Exercise task
Look for the word "среднесут" in the entries below, then copy every line that has it.

Given data
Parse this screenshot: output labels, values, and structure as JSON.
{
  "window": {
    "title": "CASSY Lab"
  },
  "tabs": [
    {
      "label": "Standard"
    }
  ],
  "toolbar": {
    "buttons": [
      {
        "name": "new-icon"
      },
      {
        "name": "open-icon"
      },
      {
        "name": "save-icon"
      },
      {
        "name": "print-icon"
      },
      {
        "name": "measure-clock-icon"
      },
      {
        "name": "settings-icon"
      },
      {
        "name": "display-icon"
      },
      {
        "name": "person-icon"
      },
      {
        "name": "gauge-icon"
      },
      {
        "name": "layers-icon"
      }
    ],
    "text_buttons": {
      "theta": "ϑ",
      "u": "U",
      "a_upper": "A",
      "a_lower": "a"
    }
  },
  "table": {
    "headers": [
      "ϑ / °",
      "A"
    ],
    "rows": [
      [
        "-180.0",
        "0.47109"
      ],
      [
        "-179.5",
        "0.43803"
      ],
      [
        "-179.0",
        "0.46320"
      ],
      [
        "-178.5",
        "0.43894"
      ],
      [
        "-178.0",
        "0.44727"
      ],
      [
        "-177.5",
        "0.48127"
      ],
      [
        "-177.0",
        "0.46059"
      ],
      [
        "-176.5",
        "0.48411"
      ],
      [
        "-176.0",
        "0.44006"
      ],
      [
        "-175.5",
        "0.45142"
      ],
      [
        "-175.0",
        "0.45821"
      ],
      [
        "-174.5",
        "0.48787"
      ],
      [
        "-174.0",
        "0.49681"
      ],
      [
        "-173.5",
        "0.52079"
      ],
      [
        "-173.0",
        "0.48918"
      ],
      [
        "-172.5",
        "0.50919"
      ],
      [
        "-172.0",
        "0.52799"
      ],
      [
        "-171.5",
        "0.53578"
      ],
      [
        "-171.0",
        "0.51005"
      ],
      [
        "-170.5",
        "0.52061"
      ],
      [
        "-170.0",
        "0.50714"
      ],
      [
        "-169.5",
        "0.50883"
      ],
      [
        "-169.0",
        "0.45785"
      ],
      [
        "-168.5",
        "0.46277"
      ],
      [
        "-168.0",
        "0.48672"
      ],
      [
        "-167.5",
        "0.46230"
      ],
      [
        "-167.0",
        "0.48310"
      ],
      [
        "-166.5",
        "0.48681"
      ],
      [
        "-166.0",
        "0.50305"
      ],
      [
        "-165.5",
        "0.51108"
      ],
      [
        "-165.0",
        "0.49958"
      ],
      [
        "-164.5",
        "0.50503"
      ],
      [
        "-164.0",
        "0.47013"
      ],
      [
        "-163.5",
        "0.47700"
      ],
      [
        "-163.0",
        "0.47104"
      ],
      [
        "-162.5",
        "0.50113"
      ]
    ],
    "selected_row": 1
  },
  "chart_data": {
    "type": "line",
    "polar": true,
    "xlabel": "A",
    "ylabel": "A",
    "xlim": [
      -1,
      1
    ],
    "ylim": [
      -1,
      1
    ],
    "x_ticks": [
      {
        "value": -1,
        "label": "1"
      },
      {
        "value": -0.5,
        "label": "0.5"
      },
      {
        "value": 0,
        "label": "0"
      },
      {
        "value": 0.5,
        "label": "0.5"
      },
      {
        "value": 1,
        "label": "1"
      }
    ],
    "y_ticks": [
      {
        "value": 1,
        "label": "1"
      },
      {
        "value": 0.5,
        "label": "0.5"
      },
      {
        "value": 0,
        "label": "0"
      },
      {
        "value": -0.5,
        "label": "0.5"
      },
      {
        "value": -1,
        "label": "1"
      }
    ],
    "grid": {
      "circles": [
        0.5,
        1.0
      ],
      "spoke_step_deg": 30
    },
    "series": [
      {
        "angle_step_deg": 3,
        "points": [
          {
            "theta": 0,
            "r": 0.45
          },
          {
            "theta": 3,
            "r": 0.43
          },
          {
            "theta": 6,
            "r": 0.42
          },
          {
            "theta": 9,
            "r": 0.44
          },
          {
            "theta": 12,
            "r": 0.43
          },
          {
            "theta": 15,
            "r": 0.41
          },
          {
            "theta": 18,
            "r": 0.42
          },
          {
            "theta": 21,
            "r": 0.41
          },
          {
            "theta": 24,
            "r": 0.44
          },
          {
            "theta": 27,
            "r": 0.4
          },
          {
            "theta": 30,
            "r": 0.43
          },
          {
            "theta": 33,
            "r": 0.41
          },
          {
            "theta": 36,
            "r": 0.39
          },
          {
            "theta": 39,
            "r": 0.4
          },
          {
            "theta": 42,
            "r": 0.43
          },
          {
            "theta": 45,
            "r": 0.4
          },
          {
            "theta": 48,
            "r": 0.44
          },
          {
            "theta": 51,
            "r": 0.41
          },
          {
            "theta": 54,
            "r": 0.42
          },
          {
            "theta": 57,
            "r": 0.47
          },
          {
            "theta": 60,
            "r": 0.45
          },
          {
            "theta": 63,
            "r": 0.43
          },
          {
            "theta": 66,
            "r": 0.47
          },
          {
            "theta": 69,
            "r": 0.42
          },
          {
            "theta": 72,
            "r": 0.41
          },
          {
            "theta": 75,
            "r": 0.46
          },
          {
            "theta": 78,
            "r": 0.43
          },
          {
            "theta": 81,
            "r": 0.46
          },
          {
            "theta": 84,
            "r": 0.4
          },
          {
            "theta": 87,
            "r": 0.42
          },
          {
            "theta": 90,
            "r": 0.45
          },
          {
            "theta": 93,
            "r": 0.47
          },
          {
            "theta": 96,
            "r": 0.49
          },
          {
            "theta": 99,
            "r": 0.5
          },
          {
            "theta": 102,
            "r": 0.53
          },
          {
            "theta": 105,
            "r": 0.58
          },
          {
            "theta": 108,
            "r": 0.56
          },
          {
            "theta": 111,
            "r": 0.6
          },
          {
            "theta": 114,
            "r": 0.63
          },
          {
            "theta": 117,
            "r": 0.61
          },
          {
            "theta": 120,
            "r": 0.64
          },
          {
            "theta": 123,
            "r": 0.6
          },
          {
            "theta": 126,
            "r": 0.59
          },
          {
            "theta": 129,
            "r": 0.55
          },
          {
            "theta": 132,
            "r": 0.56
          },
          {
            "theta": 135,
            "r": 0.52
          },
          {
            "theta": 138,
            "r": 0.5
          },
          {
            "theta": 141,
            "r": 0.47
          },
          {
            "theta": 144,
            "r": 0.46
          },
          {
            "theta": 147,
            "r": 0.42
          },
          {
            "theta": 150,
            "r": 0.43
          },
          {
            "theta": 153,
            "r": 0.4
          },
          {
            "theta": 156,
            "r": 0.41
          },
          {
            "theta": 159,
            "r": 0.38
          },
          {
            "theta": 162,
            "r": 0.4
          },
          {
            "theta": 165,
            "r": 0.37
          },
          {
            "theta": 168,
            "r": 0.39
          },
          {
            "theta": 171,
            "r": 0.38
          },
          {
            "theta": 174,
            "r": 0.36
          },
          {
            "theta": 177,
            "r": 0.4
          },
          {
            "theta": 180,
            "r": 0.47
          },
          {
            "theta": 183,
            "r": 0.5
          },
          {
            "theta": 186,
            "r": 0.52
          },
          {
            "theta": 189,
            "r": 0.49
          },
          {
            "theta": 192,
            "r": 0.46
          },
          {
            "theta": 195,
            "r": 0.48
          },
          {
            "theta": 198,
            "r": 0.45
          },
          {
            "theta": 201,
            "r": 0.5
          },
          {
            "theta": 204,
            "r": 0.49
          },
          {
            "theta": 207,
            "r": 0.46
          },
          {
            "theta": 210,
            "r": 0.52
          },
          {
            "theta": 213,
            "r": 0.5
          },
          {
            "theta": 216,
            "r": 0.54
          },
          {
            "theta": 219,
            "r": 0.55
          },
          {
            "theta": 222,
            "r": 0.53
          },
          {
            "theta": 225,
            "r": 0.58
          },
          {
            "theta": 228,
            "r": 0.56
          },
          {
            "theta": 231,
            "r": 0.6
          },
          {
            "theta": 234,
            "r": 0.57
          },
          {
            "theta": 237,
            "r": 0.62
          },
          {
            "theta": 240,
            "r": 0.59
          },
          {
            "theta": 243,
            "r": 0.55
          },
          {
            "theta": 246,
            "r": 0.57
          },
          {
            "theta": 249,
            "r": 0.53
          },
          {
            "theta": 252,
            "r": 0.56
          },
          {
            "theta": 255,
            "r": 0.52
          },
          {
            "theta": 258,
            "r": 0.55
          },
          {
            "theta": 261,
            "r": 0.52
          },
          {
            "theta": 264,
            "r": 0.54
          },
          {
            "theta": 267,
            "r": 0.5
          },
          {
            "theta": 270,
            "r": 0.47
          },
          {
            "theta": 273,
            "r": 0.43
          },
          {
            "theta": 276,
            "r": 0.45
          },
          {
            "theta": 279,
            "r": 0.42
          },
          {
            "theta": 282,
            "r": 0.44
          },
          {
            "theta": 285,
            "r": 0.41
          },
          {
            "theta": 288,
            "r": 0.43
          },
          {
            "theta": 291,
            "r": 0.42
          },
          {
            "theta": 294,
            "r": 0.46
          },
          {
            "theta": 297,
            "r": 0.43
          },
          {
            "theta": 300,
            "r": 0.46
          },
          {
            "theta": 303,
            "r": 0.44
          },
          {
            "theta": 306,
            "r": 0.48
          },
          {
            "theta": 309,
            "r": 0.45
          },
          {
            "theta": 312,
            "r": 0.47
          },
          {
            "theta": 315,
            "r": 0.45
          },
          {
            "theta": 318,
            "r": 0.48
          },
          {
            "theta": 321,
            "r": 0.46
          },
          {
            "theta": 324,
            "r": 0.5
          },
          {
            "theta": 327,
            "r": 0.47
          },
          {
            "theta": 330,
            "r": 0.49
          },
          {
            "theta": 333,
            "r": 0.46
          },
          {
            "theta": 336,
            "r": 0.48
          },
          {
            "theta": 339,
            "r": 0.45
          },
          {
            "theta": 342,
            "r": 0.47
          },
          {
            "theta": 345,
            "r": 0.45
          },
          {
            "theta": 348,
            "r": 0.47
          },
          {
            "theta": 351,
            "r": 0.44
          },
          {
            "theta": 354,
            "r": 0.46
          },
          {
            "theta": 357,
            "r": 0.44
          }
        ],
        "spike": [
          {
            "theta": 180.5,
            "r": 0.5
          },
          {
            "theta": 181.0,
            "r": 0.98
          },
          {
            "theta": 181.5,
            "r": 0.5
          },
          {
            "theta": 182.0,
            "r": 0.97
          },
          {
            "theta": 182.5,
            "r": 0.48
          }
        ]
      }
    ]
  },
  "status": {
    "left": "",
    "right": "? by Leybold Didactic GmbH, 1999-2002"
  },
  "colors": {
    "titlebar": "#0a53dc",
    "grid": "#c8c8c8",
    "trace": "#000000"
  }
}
==
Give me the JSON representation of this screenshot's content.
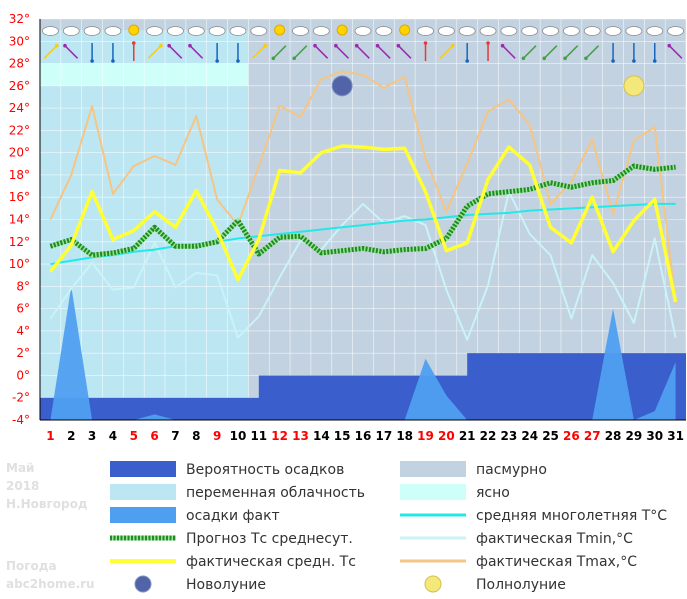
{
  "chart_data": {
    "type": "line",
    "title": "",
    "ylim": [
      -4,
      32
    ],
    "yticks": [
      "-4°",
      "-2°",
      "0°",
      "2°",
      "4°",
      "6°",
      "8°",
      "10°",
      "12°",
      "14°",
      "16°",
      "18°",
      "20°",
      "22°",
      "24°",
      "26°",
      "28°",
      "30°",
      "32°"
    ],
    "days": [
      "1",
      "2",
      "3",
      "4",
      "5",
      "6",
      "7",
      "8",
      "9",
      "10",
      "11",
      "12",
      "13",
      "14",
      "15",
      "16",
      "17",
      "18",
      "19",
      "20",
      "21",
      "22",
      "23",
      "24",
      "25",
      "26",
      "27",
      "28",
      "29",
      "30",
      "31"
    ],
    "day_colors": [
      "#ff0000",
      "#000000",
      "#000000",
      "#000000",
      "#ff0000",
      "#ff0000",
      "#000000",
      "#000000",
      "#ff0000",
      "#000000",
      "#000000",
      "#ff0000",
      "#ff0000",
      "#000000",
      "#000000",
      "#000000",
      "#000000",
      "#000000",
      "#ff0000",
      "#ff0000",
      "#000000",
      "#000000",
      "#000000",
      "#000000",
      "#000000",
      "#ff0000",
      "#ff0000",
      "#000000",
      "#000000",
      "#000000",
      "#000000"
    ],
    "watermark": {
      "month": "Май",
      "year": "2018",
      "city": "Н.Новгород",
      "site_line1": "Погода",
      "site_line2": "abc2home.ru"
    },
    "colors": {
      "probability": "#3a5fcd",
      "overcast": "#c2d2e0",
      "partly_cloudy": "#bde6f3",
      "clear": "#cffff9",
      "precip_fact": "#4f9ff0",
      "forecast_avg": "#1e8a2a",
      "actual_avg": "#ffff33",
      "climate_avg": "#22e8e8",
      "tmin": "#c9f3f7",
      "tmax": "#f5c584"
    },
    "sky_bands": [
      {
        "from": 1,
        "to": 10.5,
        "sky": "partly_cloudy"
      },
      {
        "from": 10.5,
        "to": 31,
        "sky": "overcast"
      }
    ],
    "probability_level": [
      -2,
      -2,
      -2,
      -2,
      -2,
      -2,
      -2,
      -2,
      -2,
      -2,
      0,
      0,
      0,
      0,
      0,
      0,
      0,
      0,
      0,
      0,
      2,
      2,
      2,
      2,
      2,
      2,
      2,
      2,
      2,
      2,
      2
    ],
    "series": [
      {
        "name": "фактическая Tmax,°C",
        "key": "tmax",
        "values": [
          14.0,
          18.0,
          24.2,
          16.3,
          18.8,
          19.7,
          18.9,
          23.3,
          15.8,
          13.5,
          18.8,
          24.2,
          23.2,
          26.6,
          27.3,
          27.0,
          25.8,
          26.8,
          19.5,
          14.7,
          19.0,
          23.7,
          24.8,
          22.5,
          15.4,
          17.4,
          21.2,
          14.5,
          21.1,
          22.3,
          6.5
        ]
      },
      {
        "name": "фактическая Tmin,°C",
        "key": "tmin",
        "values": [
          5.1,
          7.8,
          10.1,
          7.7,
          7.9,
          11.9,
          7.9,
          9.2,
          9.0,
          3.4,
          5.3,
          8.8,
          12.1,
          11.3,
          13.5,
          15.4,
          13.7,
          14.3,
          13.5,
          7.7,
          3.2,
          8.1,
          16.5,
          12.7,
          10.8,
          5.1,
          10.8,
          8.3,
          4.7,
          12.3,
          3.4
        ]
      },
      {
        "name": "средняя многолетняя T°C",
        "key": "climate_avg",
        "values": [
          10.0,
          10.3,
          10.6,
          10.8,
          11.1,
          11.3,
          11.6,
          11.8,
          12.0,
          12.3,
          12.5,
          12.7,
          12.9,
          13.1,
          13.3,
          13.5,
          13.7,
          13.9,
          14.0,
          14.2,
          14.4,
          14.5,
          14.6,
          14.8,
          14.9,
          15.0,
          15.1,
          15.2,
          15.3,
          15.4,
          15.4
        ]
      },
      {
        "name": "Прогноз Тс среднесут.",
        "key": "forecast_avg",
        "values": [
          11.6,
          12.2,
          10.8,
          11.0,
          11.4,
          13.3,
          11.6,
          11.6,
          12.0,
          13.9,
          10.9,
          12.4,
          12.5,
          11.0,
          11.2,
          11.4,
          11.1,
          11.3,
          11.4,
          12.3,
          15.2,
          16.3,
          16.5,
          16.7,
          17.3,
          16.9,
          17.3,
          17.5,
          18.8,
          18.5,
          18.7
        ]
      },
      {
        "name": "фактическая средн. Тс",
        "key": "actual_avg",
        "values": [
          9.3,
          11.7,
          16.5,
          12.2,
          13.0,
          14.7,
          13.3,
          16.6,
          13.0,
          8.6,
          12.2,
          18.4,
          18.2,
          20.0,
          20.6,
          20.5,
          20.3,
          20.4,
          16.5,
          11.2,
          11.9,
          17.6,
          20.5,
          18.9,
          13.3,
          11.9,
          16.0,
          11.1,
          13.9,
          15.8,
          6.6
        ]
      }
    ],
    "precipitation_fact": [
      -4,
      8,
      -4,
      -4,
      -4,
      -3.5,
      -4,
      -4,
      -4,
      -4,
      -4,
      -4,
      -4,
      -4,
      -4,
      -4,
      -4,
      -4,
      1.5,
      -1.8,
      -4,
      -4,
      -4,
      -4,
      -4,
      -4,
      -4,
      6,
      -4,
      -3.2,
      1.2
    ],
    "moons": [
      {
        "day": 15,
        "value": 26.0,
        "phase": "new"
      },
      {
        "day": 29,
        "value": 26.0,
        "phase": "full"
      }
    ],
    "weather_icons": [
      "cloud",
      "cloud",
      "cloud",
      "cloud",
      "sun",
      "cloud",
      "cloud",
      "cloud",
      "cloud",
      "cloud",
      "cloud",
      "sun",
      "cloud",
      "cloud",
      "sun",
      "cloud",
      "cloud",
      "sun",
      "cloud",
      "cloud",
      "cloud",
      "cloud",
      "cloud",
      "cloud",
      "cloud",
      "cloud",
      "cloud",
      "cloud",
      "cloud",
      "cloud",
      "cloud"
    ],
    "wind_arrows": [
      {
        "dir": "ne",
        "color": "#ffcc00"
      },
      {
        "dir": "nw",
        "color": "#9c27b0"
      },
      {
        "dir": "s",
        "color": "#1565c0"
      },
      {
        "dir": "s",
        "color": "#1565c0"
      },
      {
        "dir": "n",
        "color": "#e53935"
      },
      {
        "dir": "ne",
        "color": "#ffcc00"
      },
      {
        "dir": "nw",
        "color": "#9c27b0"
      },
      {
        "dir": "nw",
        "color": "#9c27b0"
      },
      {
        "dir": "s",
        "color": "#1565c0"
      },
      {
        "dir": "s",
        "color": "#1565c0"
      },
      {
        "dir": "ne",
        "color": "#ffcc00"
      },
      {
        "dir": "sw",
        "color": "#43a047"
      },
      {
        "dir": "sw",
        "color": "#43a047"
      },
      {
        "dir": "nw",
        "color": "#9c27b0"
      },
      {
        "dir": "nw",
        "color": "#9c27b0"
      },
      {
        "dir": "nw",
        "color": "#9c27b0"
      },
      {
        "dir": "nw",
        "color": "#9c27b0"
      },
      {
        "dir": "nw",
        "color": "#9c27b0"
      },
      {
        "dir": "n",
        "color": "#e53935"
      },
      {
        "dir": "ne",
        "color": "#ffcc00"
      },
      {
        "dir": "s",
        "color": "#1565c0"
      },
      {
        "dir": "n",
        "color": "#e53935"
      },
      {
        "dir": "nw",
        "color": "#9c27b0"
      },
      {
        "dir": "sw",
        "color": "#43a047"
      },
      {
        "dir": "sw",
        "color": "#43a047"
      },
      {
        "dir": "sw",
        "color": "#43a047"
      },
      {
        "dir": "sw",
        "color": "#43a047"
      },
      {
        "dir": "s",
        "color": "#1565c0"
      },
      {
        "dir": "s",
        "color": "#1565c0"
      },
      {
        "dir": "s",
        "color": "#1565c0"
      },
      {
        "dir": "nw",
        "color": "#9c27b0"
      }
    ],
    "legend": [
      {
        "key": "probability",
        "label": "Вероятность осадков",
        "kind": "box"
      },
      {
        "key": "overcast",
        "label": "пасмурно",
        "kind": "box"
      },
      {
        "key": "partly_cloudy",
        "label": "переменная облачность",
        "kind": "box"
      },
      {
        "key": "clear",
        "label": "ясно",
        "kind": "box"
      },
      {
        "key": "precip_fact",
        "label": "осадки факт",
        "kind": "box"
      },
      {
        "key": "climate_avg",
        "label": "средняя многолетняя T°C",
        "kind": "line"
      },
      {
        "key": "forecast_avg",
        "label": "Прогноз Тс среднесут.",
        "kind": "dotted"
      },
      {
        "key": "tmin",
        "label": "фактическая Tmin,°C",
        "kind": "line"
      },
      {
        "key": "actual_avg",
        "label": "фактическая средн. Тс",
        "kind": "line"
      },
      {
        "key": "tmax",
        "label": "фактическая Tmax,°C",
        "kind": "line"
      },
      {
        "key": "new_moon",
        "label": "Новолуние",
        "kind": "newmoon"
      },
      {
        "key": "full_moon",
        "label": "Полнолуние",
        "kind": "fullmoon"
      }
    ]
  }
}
* * *
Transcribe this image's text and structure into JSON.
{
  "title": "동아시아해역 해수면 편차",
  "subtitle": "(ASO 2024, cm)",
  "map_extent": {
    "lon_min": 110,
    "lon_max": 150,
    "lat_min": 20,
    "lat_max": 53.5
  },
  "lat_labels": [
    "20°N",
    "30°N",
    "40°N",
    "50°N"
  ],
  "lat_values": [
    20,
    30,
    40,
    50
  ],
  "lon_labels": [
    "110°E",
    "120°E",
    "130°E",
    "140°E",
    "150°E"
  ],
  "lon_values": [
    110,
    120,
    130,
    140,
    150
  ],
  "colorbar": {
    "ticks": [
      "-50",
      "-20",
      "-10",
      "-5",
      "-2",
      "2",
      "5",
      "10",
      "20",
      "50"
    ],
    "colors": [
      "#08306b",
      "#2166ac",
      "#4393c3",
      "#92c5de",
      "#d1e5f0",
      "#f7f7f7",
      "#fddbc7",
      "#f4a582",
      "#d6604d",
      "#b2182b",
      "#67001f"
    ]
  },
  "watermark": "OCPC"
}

Exercise solution
        "name": "Прогноз Тс среднесут.",
        "label": "Прогноз Тс среднесут.",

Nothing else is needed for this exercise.